Start of ITEMS

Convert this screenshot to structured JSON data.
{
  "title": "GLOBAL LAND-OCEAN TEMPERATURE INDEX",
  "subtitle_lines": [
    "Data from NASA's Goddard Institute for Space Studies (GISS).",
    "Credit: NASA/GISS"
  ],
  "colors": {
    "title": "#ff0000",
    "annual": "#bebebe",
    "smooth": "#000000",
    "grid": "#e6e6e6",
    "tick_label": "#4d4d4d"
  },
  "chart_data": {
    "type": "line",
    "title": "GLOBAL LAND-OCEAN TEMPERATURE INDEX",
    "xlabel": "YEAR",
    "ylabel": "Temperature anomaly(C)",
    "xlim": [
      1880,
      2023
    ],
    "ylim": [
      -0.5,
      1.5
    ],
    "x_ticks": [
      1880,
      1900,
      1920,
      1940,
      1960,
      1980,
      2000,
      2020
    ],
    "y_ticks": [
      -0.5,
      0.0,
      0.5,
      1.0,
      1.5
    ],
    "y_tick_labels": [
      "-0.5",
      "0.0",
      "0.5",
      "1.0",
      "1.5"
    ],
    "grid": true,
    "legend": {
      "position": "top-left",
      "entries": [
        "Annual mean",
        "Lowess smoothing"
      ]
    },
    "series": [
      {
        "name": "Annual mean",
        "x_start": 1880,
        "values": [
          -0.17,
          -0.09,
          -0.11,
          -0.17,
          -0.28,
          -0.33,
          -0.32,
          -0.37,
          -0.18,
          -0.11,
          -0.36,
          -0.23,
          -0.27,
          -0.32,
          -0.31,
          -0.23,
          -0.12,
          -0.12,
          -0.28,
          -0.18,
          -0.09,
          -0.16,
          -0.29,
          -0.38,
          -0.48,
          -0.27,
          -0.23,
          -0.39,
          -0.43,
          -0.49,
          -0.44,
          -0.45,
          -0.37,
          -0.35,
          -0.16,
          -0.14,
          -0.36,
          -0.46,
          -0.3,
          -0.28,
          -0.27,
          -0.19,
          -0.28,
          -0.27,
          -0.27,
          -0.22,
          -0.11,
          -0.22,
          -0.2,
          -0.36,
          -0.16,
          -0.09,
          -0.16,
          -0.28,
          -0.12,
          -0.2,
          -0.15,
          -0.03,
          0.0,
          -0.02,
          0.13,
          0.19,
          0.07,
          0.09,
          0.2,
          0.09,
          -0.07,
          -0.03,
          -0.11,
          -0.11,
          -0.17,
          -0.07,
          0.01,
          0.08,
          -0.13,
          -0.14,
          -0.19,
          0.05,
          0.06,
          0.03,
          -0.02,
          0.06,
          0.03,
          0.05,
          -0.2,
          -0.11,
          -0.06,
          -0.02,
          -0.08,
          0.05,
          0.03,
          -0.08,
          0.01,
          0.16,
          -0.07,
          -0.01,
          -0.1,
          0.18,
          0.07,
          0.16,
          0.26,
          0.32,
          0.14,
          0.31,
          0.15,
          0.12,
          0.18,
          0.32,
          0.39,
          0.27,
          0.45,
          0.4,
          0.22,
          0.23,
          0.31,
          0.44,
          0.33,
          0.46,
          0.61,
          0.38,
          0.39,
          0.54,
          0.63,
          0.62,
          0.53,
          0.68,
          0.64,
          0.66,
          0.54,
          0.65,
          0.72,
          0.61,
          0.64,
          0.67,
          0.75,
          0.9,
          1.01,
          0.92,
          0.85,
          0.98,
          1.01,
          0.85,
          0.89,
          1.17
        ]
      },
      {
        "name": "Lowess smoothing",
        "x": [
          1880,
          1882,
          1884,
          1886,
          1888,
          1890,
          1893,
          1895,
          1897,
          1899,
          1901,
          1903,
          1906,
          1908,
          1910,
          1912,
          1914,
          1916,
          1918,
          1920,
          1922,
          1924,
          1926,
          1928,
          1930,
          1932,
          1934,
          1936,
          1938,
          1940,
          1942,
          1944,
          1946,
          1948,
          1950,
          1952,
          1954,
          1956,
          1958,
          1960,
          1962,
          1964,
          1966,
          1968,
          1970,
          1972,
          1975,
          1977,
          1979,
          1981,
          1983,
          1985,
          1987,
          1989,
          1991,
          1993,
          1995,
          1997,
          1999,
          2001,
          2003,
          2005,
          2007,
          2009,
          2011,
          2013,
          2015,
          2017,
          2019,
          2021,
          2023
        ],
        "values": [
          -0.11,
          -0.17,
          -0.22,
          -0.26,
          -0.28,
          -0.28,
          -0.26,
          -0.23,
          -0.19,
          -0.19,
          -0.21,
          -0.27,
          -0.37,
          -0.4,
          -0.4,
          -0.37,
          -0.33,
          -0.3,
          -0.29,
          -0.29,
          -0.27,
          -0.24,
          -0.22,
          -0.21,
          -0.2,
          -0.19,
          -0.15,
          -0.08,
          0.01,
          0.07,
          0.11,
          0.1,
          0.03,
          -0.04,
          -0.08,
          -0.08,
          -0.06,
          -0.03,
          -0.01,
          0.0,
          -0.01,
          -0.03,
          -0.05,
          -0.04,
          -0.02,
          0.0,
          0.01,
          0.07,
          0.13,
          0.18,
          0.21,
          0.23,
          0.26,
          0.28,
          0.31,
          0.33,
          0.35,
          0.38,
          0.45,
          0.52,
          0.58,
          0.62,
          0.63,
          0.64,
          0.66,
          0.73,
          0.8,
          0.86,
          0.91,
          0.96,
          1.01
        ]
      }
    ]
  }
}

End of ITEMS

Output the data above exactly, please, line for line.

Convert this screenshot to structured JSON data.
{
  "title": "GLOBAL LAND-OCEAN TEMPERATURE INDEX",
  "subtitle_lines": [
    "Data from NASA's Goddard Institute for Space Studies (GISS).",
    "Credit: NASA/GISS"
  ],
  "colors": {
    "title": "#ff0000",
    "annual": "#bebebe",
    "smooth": "#000000",
    "grid": "#e6e6e6",
    "tick_label": "#4d4d4d"
  },
  "chart_data": {
    "type": "line",
    "title": "GLOBAL LAND-OCEAN TEMPERATURE INDEX",
    "xlabel": "YEAR",
    "ylabel": "Temperature anomaly(C)",
    "xlim": [
      1880,
      2023
    ],
    "ylim": [
      -0.5,
      1.5
    ],
    "x_ticks": [
      1880,
      1900,
      1920,
      1940,
      1960,
      1980,
      2000,
      2020
    ],
    "y_ticks": [
      -0.5,
      0.0,
      0.5,
      1.0,
      1.5
    ],
    "y_tick_labels": [
      "-0.5",
      "0.0",
      "0.5",
      "1.0",
      "1.5"
    ],
    "grid": true,
    "legend": {
      "position": "top-left",
      "entries": [
        "Annual mean",
        "Lowess smoothing"
      ]
    },
    "series": [
      {
        "name": "Annual mean",
        "x_start": 1880,
        "values": [
          -0.17,
          -0.09,
          -0.11,
          -0.17,
          -0.28,
          -0.33,
          -0.32,
          -0.37,
          -0.18,
          -0.11,
          -0.36,
          -0.23,
          -0.27,
          -0.32,
          -0.31,
          -0.23,
          -0.12,
          -0.12,
          -0.28,
          -0.18,
          -0.09,
          -0.16,
          -0.29,
          -0.38,
          -0.48,
          -0.27,
          -0.23,
          -0.39,
          -0.43,
          -0.49,
          -0.44,
          -0.45,
          -0.37,
          -0.35,
          -0.16,
          -0.14,
          -0.36,
          -0.46,
          -0.3,
          -0.28,
          -0.27,
          -0.19,
          -0.28,
          -0.27,
          -0.27,
          -0.22,
          -0.11,
          -0.22,
          -0.2,
          -0.36,
          -0.16,
          -0.09,
          -0.16,
          -0.28,
          -0.12,
          -0.2,
          -0.15,
          -0.03,
          0.0,
          -0.02,
          0.13,
          0.19,
          0.07,
          0.09,
          0.2,
          0.09,
          -0.07,
          -0.03,
          -0.11,
          -0.11,
          -0.17,
          -0.07,
          0.01,
          0.08,
          -0.13,
          -0.14,
          -0.19,
          0.05,
          0.06,
          0.03,
          -0.02,
          0.06,
          0.03,
          0.05,
          -0.2,
          -0.11,
          -0.06,
          -0.02,
          -0.08,
          0.05,
          0.03,
          -0.08,
          0.01,
          0.16,
          -0.07,
          -0.01,
          -0.1,
          0.18,
          0.07,
          0.16,
          0.26,
          0.32,
          0.14,
          0.31,
          0.15,
          0.12,
          0.18,
          0.32,
          0.39,
          0.27,
          0.45,
          0.4,
          0.22,
          0.23,
          0.31,
          0.44,
          0.33,
          0.46,
          0.61,
          0.38,
          0.39,
          0.54,
          0.63,
          0.62,
          0.53,
          0.68,
          0.64,
          0.66,
          0.54,
          0.65,
          0.72,
          0.61,
          0.64,
          0.67,
          0.75,
          0.9,
          1.01,
          0.92,
          0.85,
          0.98,
          1.01,
          0.85,
          0.89,
          1.17
        ]
      },
      {
        "name": "Lowess smoothing",
        "x": [
          1880,
          1882,
          1884,
          1886,
          1888,
          1890,
          1893,
          1895,
          1897,
          1899,
          1901,
          1903,
          1906,
          1908,
          1910,
          1912,
          1914,
          1916,
          1918,
          1920,
          1922,
          1924,
          1926,
          1928,
          1930,
          1932,
          1934,
          1936,
          1938,
          1940,
          1942,
          1944,
          1946,
          1948,
          1950,
          1952,
          1954,
          1956,
          1958,
          1960,
          1962,
          1964,
          1966,
          1968,
          1970,
          1972,
          1975,
          1977,
          1979,
          1981,
          1983,
          1985,
          1987,
          1989,
          1991,
          1993,
          1995,
          1997,
          1999,
          2001,
          2003,
          2005,
          2007,
          2009,
          2011,
          2013,
          2015,
          2017,
          2019,
          2021,
          2023
        ],
        "values": [
          -0.11,
          -0.17,
          -0.22,
          -0.26,
          -0.28,
          -0.28,
          -0.26,
          -0.23,
          -0.19,
          -0.19,
          -0.21,
          -0.27,
          -0.37,
          -0.4,
          -0.4,
          -0.37,
          -0.33,
          -0.3,
          -0.29,
          -0.29,
          -0.27,
          -0.24,
          -0.22,
          -0.21,
          -0.2,
          -0.19,
          -0.15,
          -0.08,
          0.01,
          0.07,
          0.11,
          0.1,
          0.03,
          -0.04,
          -0.08,
          -0.08,
          -0.06,
          -0.03,
          -0.01,
          0.0,
          -0.01,
          -0.03,
          -0.05,
          -0.04,
          -0.02,
          0.0,
          0.01,
          0.07,
          0.13,
          0.18,
          0.21,
          0.23,
          0.26,
          0.28,
          0.31,
          0.33,
          0.35,
          0.38,
          0.45,
          0.52,
          0.58,
          0.62,
          0.63,
          0.64,
          0.66,
          0.73,
          0.8,
          0.86,
          0.91,
          0.96,
          1.01
        ]
      }
    ]
  }
}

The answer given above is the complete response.